Data listing =

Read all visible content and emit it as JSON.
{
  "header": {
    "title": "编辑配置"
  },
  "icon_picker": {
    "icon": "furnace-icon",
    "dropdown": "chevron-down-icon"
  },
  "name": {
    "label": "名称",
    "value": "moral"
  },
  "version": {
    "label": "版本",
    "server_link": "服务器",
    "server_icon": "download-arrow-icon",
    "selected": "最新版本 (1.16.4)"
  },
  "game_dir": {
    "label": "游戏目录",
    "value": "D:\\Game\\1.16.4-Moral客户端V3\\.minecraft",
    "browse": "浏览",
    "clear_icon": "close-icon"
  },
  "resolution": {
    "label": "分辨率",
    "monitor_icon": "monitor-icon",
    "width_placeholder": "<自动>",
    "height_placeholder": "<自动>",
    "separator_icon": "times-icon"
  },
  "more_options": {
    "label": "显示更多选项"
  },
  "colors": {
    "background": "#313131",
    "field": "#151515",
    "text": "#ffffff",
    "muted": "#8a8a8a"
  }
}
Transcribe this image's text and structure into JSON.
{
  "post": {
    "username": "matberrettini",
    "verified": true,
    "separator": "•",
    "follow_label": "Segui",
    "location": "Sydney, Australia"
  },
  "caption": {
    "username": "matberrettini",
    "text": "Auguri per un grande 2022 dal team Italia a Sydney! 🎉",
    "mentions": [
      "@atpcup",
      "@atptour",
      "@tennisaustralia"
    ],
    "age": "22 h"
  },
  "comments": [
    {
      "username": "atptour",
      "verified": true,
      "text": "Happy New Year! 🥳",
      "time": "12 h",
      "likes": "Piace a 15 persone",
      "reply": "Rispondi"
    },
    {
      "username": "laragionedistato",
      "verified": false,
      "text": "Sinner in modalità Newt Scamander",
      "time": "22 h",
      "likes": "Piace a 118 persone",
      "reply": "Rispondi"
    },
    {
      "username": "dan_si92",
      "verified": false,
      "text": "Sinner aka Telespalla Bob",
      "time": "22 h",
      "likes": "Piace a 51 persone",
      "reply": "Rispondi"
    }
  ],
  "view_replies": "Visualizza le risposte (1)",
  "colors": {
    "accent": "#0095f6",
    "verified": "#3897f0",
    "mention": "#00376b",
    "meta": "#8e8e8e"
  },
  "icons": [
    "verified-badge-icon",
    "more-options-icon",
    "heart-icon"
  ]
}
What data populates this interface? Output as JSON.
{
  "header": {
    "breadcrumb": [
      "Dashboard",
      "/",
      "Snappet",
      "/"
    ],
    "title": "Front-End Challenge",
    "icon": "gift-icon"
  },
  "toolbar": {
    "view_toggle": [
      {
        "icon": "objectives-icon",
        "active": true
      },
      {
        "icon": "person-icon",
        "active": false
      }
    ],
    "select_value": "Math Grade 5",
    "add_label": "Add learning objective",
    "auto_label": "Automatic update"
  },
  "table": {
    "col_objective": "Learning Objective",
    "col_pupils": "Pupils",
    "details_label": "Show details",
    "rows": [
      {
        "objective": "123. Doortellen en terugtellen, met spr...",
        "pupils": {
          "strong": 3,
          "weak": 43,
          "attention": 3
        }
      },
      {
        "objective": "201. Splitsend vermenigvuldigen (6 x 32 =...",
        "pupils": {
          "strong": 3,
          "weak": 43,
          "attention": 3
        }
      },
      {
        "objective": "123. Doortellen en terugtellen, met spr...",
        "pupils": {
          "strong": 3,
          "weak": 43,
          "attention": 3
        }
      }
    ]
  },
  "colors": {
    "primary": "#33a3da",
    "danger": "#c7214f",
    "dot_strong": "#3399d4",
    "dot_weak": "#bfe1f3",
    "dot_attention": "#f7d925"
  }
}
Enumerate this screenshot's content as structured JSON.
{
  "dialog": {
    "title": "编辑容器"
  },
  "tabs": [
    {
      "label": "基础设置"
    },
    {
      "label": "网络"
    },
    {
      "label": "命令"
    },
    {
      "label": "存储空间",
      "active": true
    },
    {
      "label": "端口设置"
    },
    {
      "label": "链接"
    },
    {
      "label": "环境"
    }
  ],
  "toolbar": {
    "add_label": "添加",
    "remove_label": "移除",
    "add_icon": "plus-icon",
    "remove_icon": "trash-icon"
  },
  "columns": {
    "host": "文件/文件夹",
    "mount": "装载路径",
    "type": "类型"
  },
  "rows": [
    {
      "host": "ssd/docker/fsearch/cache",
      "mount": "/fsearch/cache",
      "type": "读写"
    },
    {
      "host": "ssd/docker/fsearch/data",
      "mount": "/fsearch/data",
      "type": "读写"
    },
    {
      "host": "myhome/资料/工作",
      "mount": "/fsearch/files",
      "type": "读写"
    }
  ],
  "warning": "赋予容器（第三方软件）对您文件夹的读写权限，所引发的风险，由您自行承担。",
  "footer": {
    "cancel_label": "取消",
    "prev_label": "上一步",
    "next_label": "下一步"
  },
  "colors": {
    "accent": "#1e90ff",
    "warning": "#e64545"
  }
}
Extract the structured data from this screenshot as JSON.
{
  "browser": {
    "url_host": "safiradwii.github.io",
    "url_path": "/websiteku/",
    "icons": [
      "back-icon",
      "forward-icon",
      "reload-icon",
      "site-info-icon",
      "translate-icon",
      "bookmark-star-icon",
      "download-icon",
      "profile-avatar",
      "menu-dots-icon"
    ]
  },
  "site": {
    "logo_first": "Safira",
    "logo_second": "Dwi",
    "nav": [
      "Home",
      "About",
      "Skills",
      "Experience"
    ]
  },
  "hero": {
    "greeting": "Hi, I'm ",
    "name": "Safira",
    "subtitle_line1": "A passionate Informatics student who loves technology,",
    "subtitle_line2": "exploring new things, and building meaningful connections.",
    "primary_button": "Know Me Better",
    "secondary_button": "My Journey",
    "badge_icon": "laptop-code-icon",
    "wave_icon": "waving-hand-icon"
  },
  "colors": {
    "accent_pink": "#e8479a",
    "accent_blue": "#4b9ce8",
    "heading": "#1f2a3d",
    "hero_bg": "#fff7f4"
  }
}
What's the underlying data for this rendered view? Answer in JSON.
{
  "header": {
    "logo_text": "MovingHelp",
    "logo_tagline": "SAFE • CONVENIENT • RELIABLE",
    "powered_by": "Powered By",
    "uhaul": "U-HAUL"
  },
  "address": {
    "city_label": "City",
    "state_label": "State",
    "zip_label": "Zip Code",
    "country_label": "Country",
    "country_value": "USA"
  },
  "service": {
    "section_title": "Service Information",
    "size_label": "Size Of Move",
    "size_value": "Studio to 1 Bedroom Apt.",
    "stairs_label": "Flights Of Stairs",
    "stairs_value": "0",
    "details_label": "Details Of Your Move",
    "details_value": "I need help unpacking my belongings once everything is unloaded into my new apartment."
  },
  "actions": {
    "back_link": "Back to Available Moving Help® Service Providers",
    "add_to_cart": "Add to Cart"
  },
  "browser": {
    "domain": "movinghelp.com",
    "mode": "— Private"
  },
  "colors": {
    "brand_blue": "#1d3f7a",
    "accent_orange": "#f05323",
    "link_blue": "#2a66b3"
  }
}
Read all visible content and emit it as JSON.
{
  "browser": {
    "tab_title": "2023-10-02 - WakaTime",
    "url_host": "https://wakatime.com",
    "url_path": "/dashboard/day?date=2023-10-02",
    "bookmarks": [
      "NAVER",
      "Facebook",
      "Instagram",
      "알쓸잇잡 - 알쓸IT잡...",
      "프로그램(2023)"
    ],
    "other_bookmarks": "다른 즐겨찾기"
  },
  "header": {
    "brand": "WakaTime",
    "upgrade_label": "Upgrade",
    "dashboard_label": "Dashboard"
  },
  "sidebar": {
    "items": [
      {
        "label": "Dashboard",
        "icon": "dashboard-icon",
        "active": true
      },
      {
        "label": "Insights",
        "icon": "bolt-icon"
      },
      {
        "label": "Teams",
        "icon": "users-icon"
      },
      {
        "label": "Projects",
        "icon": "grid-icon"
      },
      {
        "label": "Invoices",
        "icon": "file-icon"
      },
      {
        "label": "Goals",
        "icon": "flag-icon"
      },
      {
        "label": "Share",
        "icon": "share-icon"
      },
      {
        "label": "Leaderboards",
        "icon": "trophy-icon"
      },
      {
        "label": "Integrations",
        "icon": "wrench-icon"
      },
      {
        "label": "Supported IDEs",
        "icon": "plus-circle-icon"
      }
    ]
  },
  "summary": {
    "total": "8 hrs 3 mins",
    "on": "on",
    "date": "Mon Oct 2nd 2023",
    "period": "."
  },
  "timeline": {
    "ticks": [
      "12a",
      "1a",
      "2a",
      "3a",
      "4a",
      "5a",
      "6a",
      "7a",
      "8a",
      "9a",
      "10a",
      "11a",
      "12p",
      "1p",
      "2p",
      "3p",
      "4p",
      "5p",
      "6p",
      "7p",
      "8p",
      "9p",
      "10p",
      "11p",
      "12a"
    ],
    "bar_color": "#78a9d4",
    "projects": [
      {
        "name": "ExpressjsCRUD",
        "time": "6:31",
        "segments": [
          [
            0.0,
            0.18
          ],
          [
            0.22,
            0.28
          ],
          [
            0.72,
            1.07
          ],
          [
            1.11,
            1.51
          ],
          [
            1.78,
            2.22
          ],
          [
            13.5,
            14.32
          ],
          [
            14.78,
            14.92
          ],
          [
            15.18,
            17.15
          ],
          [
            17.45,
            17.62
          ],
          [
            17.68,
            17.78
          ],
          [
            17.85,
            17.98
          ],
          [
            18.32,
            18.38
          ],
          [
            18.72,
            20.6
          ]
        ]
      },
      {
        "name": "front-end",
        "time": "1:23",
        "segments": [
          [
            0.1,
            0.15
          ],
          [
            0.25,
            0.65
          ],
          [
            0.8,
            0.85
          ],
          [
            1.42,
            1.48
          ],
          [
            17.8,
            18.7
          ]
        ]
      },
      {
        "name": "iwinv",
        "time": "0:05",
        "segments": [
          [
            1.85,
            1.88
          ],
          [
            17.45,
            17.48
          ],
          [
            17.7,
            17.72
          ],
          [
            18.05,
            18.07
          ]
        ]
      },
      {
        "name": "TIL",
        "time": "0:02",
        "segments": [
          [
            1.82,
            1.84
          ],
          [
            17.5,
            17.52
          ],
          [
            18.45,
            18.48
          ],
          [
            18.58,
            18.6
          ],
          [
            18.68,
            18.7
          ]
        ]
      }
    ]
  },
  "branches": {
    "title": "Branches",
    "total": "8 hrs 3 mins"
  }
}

What you are asked to do =
Take every line from the data above that holds "JSON" and copy it out.

Exercise output =
Read all visible content and emit it as JSON.
Transcribe this image's text and structure into JSON.
What data populates this interface? Output as JSON.
Enumerate this screenshot's content as structured JSON.
Extract the structured data from this screenshot as JSON.
What's the underlying data for this rendered view? Answer in JSON.
Read all visible content and emit it as JSON.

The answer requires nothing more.